Images must not appear in your copy; reproduce every other part of the records exactly.

───── STORED ROWS ─────

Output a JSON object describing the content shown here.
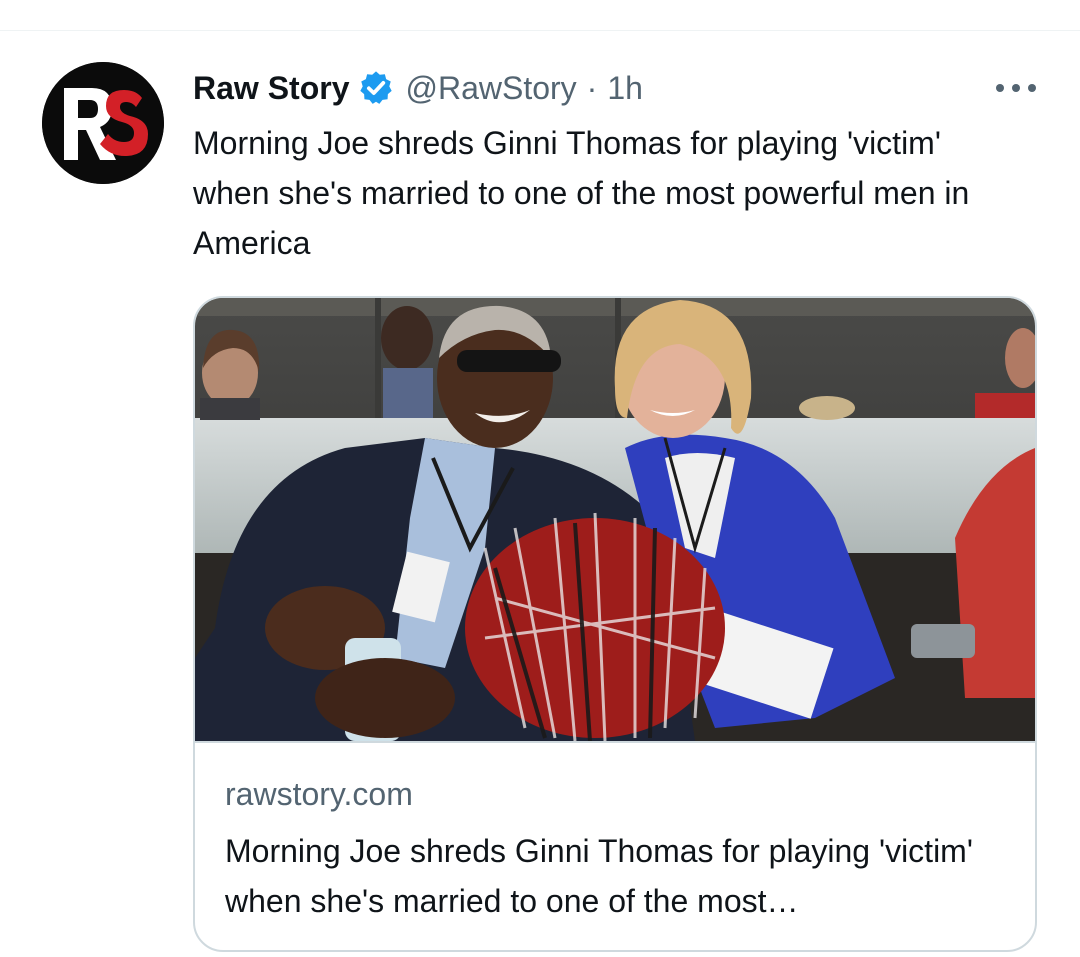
{
  "tweet": {
    "author": {
      "display_name": "Raw Story",
      "handle": "@RawStory",
      "verified": true,
      "avatar_letters": "RS"
    },
    "separator": "·",
    "time": "1h",
    "text": "Morning Joe shreds Ginni Thomas for playing 'victim' when she's married to one of the most powerful men in America",
    "card": {
      "domain": "rawstory.com",
      "title": "Morning Joe shreds Ginni Thomas for playing 'victim' when she's married to one of the most…"
    }
  },
  "icons": {
    "verified": "verified-badge-icon",
    "more": "more-options-icon"
  },
  "colors": {
    "verified_blue": "#1d9bf0",
    "secondary_text": "#536471",
    "primary_text": "#0f1419",
    "card_border": "#cfd9de",
    "logo_red": "#d32027"
  }
}
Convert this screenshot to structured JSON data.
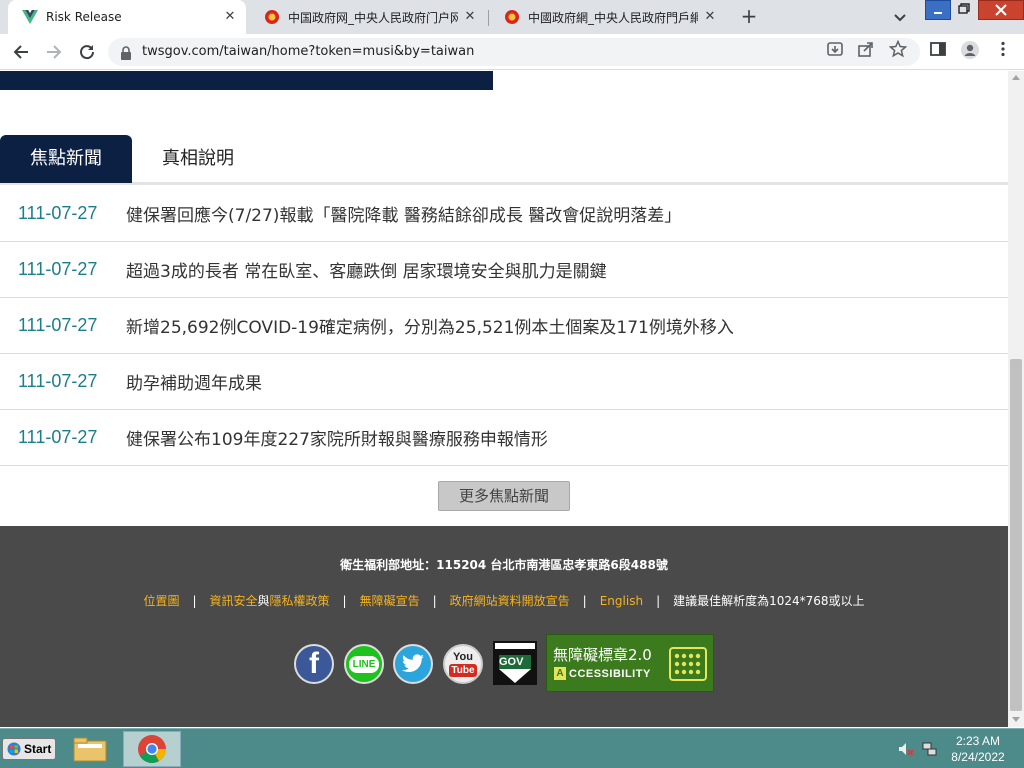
{
  "browser": {
    "tabs": [
      {
        "title": "Risk Release",
        "active": true
      },
      {
        "title": "中国政府网_中央人民政府门户网",
        "active": false
      },
      {
        "title": "中國政府網_中央人民政府門戶網",
        "active": false
      }
    ],
    "url": "twsgov.com/taiwan/home?token=musi&by=taiwan"
  },
  "page": {
    "tabs": [
      "焦點新聞",
      "真相說明"
    ],
    "news": [
      {
        "date": "111-07-27",
        "title": "健保署回應今(7/27)報載「醫院降載 醫務結餘卻成長 醫改會促說明落差」"
      },
      {
        "date": "111-07-27",
        "title": "超過3成的長者 常在臥室、客廳跌倒 居家環境安全與肌力是關鍵"
      },
      {
        "date": "111-07-27",
        "title": "新增25,692例COVID-19確定病例，分別為25,521例本土個案及171例境外移入"
      },
      {
        "date": "111-07-27",
        "title": "助孕補助週年成果"
      },
      {
        "date": "111-07-27",
        "title": "健保署公布109年度227家院所財報與醫療服務申報情形"
      }
    ],
    "more_button": "更多焦點新聞"
  },
  "footer": {
    "address": "衛生福利部地址：115204 台北市南港區忠孝東路6段488號",
    "links": {
      "sitemap": "位置圖",
      "security": "資訊安全",
      "and": "與",
      "privacy": "隱私權政策",
      "accessibility": "無障礙宣告",
      "open_data": "政府網站資料開放宣告",
      "english": "English",
      "resolution": "建議最佳解析度為1024*768或以上"
    },
    "social": {
      "facebook": "f",
      "line": "LINE",
      "youtube_you": "You",
      "youtube_tube": "Tube",
      "gov": "GOV"
    },
    "a11y_badge": {
      "title": "無障礙標章2.0",
      "subtitle": "CCESSIBILITY",
      "letter": "A"
    }
  },
  "taskbar": {
    "start": "Start",
    "time": "2:23 AM",
    "date": "8/24/2022"
  },
  "colors": {
    "navy": "#0c2044",
    "date_teal": "#1c7e8c",
    "footer_bg": "#4a4a4a",
    "link_orange": "#f5b31d",
    "taskbar": "#4d8a8a"
  }
}
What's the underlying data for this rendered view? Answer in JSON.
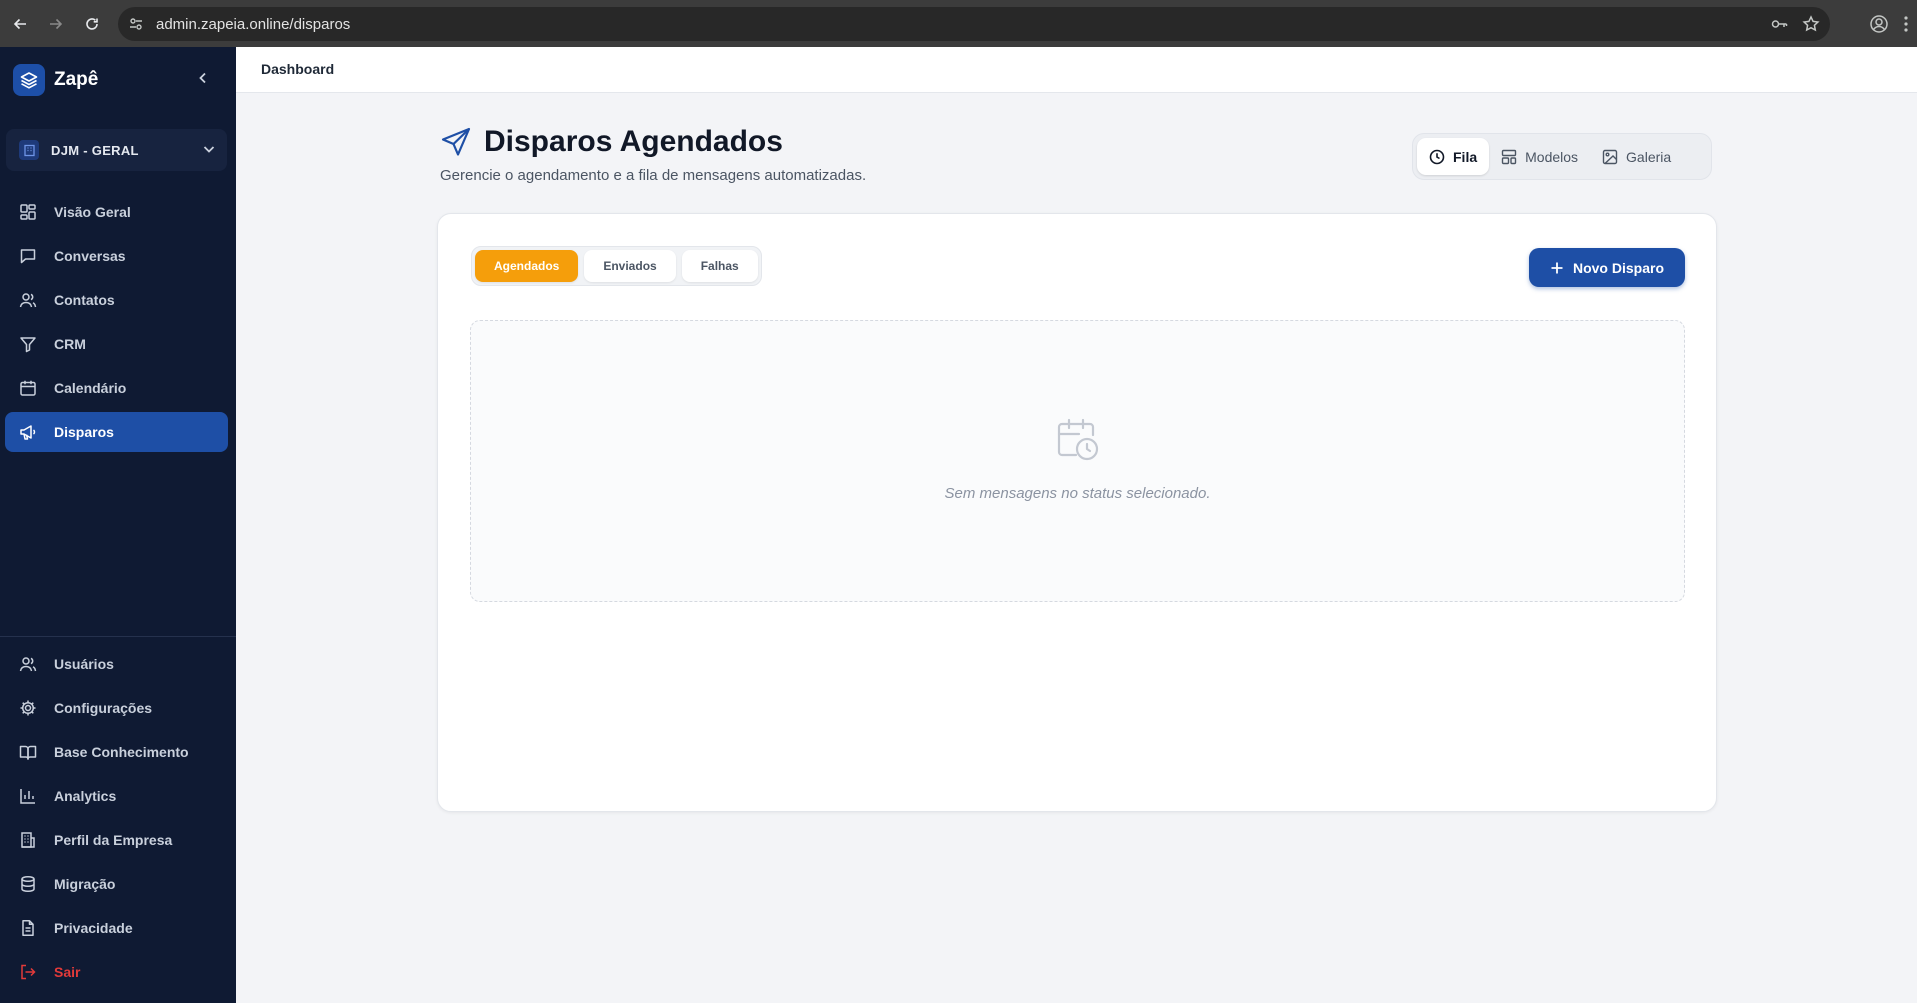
{
  "browser": {
    "url": "admin.zapeia.online/disparos"
  },
  "sidebar": {
    "brand": "Zapê",
    "workspace": "DJM - GERAL",
    "items": [
      {
        "label": "Visão Geral",
        "icon": "grid-icon",
        "active": false
      },
      {
        "label": "Conversas",
        "icon": "chat-icon",
        "active": false
      },
      {
        "label": "Contatos",
        "icon": "users-icon",
        "active": false
      },
      {
        "label": "CRM",
        "icon": "funnel-icon",
        "active": false
      },
      {
        "label": "Calendário",
        "icon": "calendar-icon",
        "active": false
      },
      {
        "label": "Disparos",
        "icon": "megaphone-icon",
        "active": true
      }
    ],
    "bottom_items": [
      {
        "label": "Usuários",
        "icon": "users-icon"
      },
      {
        "label": "Configurações",
        "icon": "gear-icon"
      },
      {
        "label": "Base Conhecimento",
        "icon": "book-icon"
      },
      {
        "label": "Analytics",
        "icon": "bar-chart-icon"
      },
      {
        "label": "Perfil da Empresa",
        "icon": "building-icon"
      },
      {
        "label": "Migração",
        "icon": "database-icon"
      },
      {
        "label": "Privacidade",
        "icon": "document-icon"
      },
      {
        "label": "Sair",
        "icon": "logout-icon"
      }
    ]
  },
  "topbar": {
    "title": "Dashboard"
  },
  "page": {
    "title": "Disparos Agendados",
    "subtitle": "Gerencie o agendamento e a fila de mensagens automatizadas."
  },
  "view_switch": {
    "fila": "Fila",
    "modelos": "Modelos",
    "galeria": "Galeria",
    "active": "Fila"
  },
  "status_tabs": {
    "agendados": "Agendados",
    "enviados": "Enviados",
    "falhas": "Falhas",
    "active": "Agendados"
  },
  "new_button": "Novo Disparo",
  "empty_state": {
    "message": "Sem mensagens no status selecionado."
  },
  "colors": {
    "sidebar_bg": "#0f1a33",
    "accent": "#1e4fa6",
    "active_tab": "#f59e0b",
    "logout": "#e23a3a"
  }
}
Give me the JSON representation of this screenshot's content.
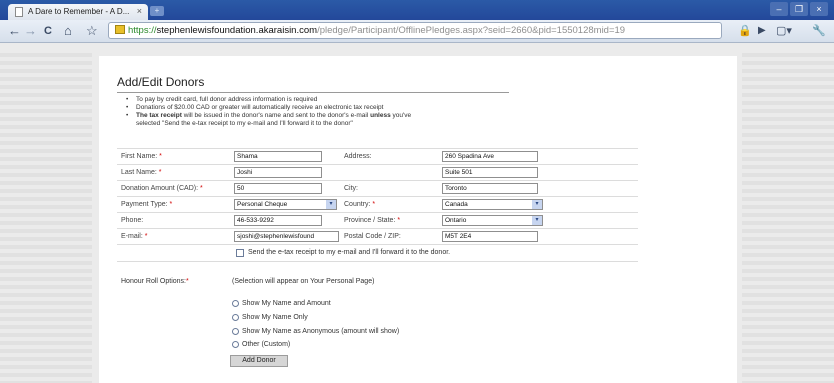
{
  "browser": {
    "tab_title": "A Dare to Remember - A D...",
    "tab_close": "×",
    "url_scheme": "https://",
    "url_host": "stephenlewisfoundation.akaraisin.com",
    "url_path": "/pledge/Participant/OfflinePledges.aspx?seid=2660&pid=1550128mid=19",
    "nav_back": "←",
    "nav_forward": "→",
    "nav_reload": "C",
    "nav_home": "⌂",
    "nav_star": "☆",
    "win_min": "–",
    "win_max": "❐",
    "win_close": "×"
  },
  "page": {
    "heading": "Add/Edit Donors",
    "notes": [
      "To pay by credit card, full donor address information is required",
      "Donations of $20.00 CAD or greater will automatically receive an electronic tax receipt"
    ],
    "note3_bold": "The tax receipt",
    "note3_a": " will be issued in the donor's name and sent to the donor's e-mail ",
    "note3_bold2": "unless",
    "note3_b": " you've",
    "note3_line2": "selected \"Send the e-tax receipt to my e-mail and I'll forward it to the donor\""
  },
  "form": {
    "first_name": {
      "label": "First Name:",
      "value": "Shama"
    },
    "last_name": {
      "label": "Last Name:",
      "value": "Joshi"
    },
    "donation_amount": {
      "label": "Donation Amount (CAD):",
      "value": "50"
    },
    "payment_type": {
      "label": "Payment Type:",
      "value": "Personal Cheque"
    },
    "phone": {
      "label": "Phone:",
      "value": "46-533-9292"
    },
    "email": {
      "label": "E-mail:",
      "value": "sjoshi@stephenlewisfound"
    },
    "address": {
      "label": "Address:",
      "value1": "260 Spadina Ave",
      "value2": "Suite 501"
    },
    "city": {
      "label": "City:",
      "value": "Toronto"
    },
    "country": {
      "label": "Country:",
      "value": "Canada"
    },
    "province": {
      "label": "Province / State:",
      "value": "Ontario"
    },
    "postal": {
      "label": "Postal Code / ZIP:",
      "value": "M5T 2E4"
    },
    "required_mark": "*",
    "etax_label": "Send the e-tax receipt to my e-mail and I'll forward it to the donor.",
    "honour_label": "Honour Roll Options:",
    "honour_note": "(Selection will appear on Your Personal Page)",
    "honour_options": [
      "Show My Name and Amount",
      "Show My Name Only",
      "Show My Name as Anonymous (amount will show)",
      "Other (Custom)"
    ],
    "submit_label": "Add Donor",
    "dropdown_arrow": "▾"
  }
}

─────

→ **ANSWER TO THE EXERCISE**
Output a JSON object describing the content shown here.
{
  "tweet": {
    "author": {
      "display_name": "Raw Story",
      "handle": "@RawStory",
      "verified": true,
      "avatar_letters": "RS"
    },
    "separator": "·",
    "time": "1h",
    "text": "Morning Joe shreds Ginni Thomas for playing 'victim' when she's married to one of the most powerful men in America",
    "card": {
      "domain": "rawstory.com",
      "title": "Morning Joe shreds Ginni Thomas for playing 'victim' when she's married to one of the most…"
    }
  },
  "icons": {
    "verified": "verified-badge-icon",
    "more": "more-options-icon"
  },
  "colors": {
    "verified_blue": "#1d9bf0",
    "secondary_text": "#536471",
    "primary_text": "#0f1419",
    "card_border": "#cfd9de",
    "logo_red": "#d32027"
  }
}
Convert this screenshot to structured JSON data.
{
  "browser": {
    "tabs": [
      {
        "title": "Risk Release",
        "active": true
      },
      {
        "title": "中国政府网_中央人民政府门户网",
        "active": false
      },
      {
        "title": "中國政府網_中央人民政府門戶網",
        "active": false
      }
    ],
    "url": "twsgov.com/taiwan/home?token=musi&by=taiwan"
  },
  "page": {
    "tabs": [
      "焦點新聞",
      "真相說明"
    ],
    "news": [
      {
        "date": "111-07-27",
        "title": "健保署回應今(7/27)報載「醫院降載 醫務結餘卻成長 醫改會促說明落差」"
      },
      {
        "date": "111-07-27",
        "title": "超過3成的長者 常在臥室、客廳跌倒 居家環境安全與肌力是關鍵"
      },
      {
        "date": "111-07-27",
        "title": "新增25,692例COVID-19確定病例，分別為25,521例本土個案及171例境外移入"
      },
      {
        "date": "111-07-27",
        "title": "助孕補助週年成果"
      },
      {
        "date": "111-07-27",
        "title": "健保署公布109年度227家院所財報與醫療服務申報情形"
      }
    ],
    "more_button": "更多焦點新聞"
  },
  "footer": {
    "address": "衛生福利部地址：115204 台北市南港區忠孝東路6段488號",
    "links": {
      "sitemap": "位置圖",
      "security": "資訊安全",
      "and": "與",
      "privacy": "隱私權政策",
      "accessibility": "無障礙宣告",
      "open_data": "政府網站資料開放宣告",
      "english": "English",
      "resolution": "建議最佳解析度為1024*768或以上"
    },
    "social": {
      "facebook": "f",
      "line": "LINE",
      "youtube_you": "You",
      "youtube_tube": "Tube",
      "gov": "GOV"
    },
    "a11y_badge": {
      "title": "無障礙標章2.0",
      "subtitle": "CCESSIBILITY",
      "letter": "A"
    }
  },
  "taskbar": {
    "start": "Start",
    "time": "2:23 AM",
    "date": "8/24/2022"
  },
  "colors": {
    "navy": "#0c2044",
    "date_teal": "#1c7e8c",
    "footer_bg": "#4a4a4a",
    "link_orange": "#f5b31d",
    "taskbar": "#4d8a8a"
  }
}
What's the underlying data for this rendered view? Answer in JSON.
{
  "browser": {
    "url": "admin.zapeia.online/disparos"
  },
  "sidebar": {
    "brand": "Zapê",
    "workspace": "DJM - GERAL",
    "items": [
      {
        "label": "Visão Geral",
        "icon": "grid-icon",
        "active": false
      },
      {
        "label": "Conversas",
        "icon": "chat-icon",
        "active": false
      },
      {
        "label": "Contatos",
        "icon": "users-icon",
        "active": false
      },
      {
        "label": "CRM",
        "icon": "funnel-icon",
        "active": false
      },
      {
        "label": "Calendário",
        "icon": "calendar-icon",
        "active": false
      },
      {
        "label": "Disparos",
        "icon": "megaphone-icon",
        "active": true
      }
    ],
    "bottom_items": [
      {
        "label": "Usuários",
        "icon": "users-icon"
      },
      {
        "label": "Configurações",
        "icon": "gear-icon"
      },
      {
        "label": "Base Conhecimento",
        "icon": "book-icon"
      },
      {
        "label": "Analytics",
        "icon": "bar-chart-icon"
      },
      {
        "label": "Perfil da Empresa",
        "icon": "building-icon"
      },
      {
        "label": "Migração",
        "icon": "database-icon"
      },
      {
        "label": "Privacidade",
        "icon": "document-icon"
      },
      {
        "label": "Sair",
        "icon": "logout-icon"
      }
    ]
  },
  "topbar": {
    "title": "Dashboard"
  },
  "page": {
    "title": "Disparos Agendados",
    "subtitle": "Gerencie o agendamento e a fila de mensagens automatizadas."
  },
  "view_switch": {
    "fila": "Fila",
    "modelos": "Modelos",
    "galeria": "Galeria",
    "active": "Fila"
  },
  "status_tabs": {
    "agendados": "Agendados",
    "enviados": "Enviados",
    "falhas": "Falhas",
    "active": "Agendados"
  },
  "new_button": "Novo Disparo",
  "empty_state": {
    "message": "Sem mensagens no status selecionado."
  },
  "colors": {
    "sidebar_bg": "#0f1a33",
    "accent": "#1e4fa6",
    "active_tab": "#f59e0b",
    "logout": "#e23a3a"
  }
}
Give me the JSON representation of this screenshot's content.
{
  "browser": {
    "tab_title": "A Dare to Remember - A D...",
    "tab_close": "×",
    "url_scheme": "https://",
    "url_host": "stephenlewisfoundation.akaraisin.com",
    "url_path": "/pledge/Participant/OfflinePledges.aspx?seid=2660&pid=1550128mid=19",
    "nav_back": "←",
    "nav_forward": "→",
    "nav_reload": "C",
    "nav_home": "⌂",
    "nav_star": "☆",
    "win_min": "–",
    "win_max": "❐",
    "win_close": "×"
  },
  "page": {
    "heading": "Add/Edit Donors",
    "notes": [
      "To pay by credit card, full donor address information is required",
      "Donations of $20.00 CAD or greater will automatically receive an electronic tax receipt"
    ],
    "note3_bold": "The tax receipt",
    "note3_a": " will be issued in the donor's name and sent to the donor's e-mail ",
    "note3_bold2": "unless",
    "note3_b": " you've",
    "note3_line2": "selected \"Send the e-tax receipt to my e-mail and I'll forward it to the donor\""
  },
  "form": {
    "first_name": {
      "label": "First Name:",
      "value": "Shama"
    },
    "last_name": {
      "label": "Last Name:",
      "value": "Joshi"
    },
    "donation_amount": {
      "label": "Donation Amount (CAD):",
      "value": "50"
    },
    "payment_type": {
      "label": "Payment Type:",
      "value": "Personal Cheque"
    },
    "phone": {
      "label": "Phone:",
      "value": "46-533-9292"
    },
    "email": {
      "label": "E-mail:",
      "value": "sjoshi@stephenlewisfound"
    },
    "address": {
      "label": "Address:",
      "value1": "260 Spadina Ave",
      "value2": "Suite 501"
    },
    "city": {
      "label": "City:",
      "value": "Toronto"
    },
    "country": {
      "label": "Country:",
      "value": "Canada"
    },
    "province": {
      "label": "Province / State:",
      "value": "Ontario"
    },
    "postal": {
      "label": "Postal Code / ZIP:",
      "value": "M5T 2E4"
    },
    "required_mark": "*",
    "etax_label": "Send the e-tax receipt to my e-mail and I'll forward it to the donor.",
    "honour_label": "Honour Roll Options:",
    "honour_note": "(Selection will appear on Your Personal Page)",
    "honour_options": [
      "Show My Name and Amount",
      "Show My Name Only",
      "Show My Name as Anonymous (amount will show)",
      "Other (Custom)"
    ],
    "submit_label": "Add Donor",
    "dropdown_arrow": "▾"
  }
}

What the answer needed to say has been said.